## Provided records
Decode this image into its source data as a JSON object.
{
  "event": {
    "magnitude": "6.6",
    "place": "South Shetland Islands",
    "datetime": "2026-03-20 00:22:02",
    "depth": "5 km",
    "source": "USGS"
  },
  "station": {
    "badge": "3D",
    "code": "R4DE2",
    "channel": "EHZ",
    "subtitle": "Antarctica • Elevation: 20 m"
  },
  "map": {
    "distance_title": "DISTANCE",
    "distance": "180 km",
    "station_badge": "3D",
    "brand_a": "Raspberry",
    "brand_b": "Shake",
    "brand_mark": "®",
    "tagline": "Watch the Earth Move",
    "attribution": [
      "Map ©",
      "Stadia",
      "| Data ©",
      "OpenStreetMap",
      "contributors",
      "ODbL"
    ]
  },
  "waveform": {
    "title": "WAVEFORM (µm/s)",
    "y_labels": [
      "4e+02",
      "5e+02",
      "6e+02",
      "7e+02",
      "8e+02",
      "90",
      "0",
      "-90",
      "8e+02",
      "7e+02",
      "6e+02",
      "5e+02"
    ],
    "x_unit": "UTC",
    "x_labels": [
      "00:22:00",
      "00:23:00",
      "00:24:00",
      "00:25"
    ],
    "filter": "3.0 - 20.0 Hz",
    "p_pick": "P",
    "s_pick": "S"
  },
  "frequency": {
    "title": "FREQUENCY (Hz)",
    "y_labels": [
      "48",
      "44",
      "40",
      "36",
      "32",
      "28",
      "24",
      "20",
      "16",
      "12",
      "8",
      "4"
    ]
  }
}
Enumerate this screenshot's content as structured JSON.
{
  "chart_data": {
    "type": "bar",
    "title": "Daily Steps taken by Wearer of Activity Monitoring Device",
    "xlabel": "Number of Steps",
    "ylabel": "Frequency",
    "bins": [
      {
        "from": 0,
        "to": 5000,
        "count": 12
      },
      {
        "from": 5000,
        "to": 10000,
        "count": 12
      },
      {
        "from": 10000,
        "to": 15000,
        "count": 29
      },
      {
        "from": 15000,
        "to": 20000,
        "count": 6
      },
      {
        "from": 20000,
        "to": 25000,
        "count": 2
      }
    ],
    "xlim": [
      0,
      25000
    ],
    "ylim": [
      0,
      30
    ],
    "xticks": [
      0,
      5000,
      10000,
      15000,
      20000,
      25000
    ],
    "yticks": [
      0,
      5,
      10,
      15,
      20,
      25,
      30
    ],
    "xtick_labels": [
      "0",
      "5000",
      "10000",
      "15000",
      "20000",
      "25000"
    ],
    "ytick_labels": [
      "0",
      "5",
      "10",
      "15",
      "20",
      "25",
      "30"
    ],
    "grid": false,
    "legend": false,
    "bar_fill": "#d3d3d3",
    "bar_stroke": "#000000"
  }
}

## Exercise brief
Recopy the entries above exactly, with every line included.

## Solution below
Decode this image into its source data as a JSON object.
{
  "event": {
    "magnitude": "6.6",
    "place": "South Shetland Islands",
    "datetime": "2026-03-20 00:22:02",
    "depth": "5 km",
    "source": "USGS"
  },
  "station": {
    "badge": "3D",
    "code": "R4DE2",
    "channel": "EHZ",
    "subtitle": "Antarctica • Elevation: 20 m"
  },
  "map": {
    "distance_title": "DISTANCE",
    "distance": "180 km",
    "station_badge": "3D",
    "brand_a": "Raspberry",
    "brand_b": "Shake",
    "brand_mark": "®",
    "tagline": "Watch the Earth Move",
    "attribution": [
      "Map ©",
      "Stadia",
      "| Data ©",
      "OpenStreetMap",
      "contributors",
      "ODbL"
    ]
  },
  "waveform": {
    "title": "WAVEFORM (µm/s)",
    "y_labels": [
      "4e+02",
      "5e+02",
      "6e+02",
      "7e+02",
      "8e+02",
      "90",
      "0",
      "-90",
      "8e+02",
      "7e+02",
      "6e+02",
      "5e+02"
    ],
    "x_unit": "UTC",
    "x_labels": [
      "00:22:00",
      "00:23:00",
      "00:24:00",
      "00:25"
    ],
    "filter": "3.0 - 20.0 Hz",
    "p_pick": "P",
    "s_pick": "S"
  },
  "frequency": {
    "title": "FREQUENCY (Hz)",
    "y_labels": [
      "48",
      "44",
      "40",
      "36",
      "32",
      "28",
      "24",
      "20",
      "16",
      "12",
      "8",
      "4"
    ]
  }
}
Enumerate this screenshot's content as structured JSON.
{
  "chart_data": {
    "type": "bar",
    "title": "Daily Steps taken by Wearer of Activity Monitoring Device",
    "xlabel": "Number of Steps",
    "ylabel": "Frequency",
    "bins": [
      {
        "from": 0,
        "to": 5000,
        "count": 12
      },
      {
        "from": 5000,
        "to": 10000,
        "count": 12
      },
      {
        "from": 10000,
        "to": 15000,
        "count": 29
      },
      {
        "from": 15000,
        "to": 20000,
        "count": 6
      },
      {
        "from": 20000,
        "to": 25000,
        "count": 2
      }
    ],
    "xlim": [
      0,
      25000
    ],
    "ylim": [
      0,
      30
    ],
    "xticks": [
      0,
      5000,
      10000,
      15000,
      20000,
      25000
    ],
    "yticks": [
      0,
      5,
      10,
      15,
      20,
      25,
      30
    ],
    "xtick_labels": [
      "0",
      "5000",
      "10000",
      "15000",
      "20000",
      "25000"
    ],
    "ytick_labels": [
      "0",
      "5",
      "10",
      "15",
      "20",
      "25",
      "30"
    ],
    "grid": false,
    "legend": false,
    "bar_fill": "#d3d3d3",
    "bar_stroke": "#000000"
  }
}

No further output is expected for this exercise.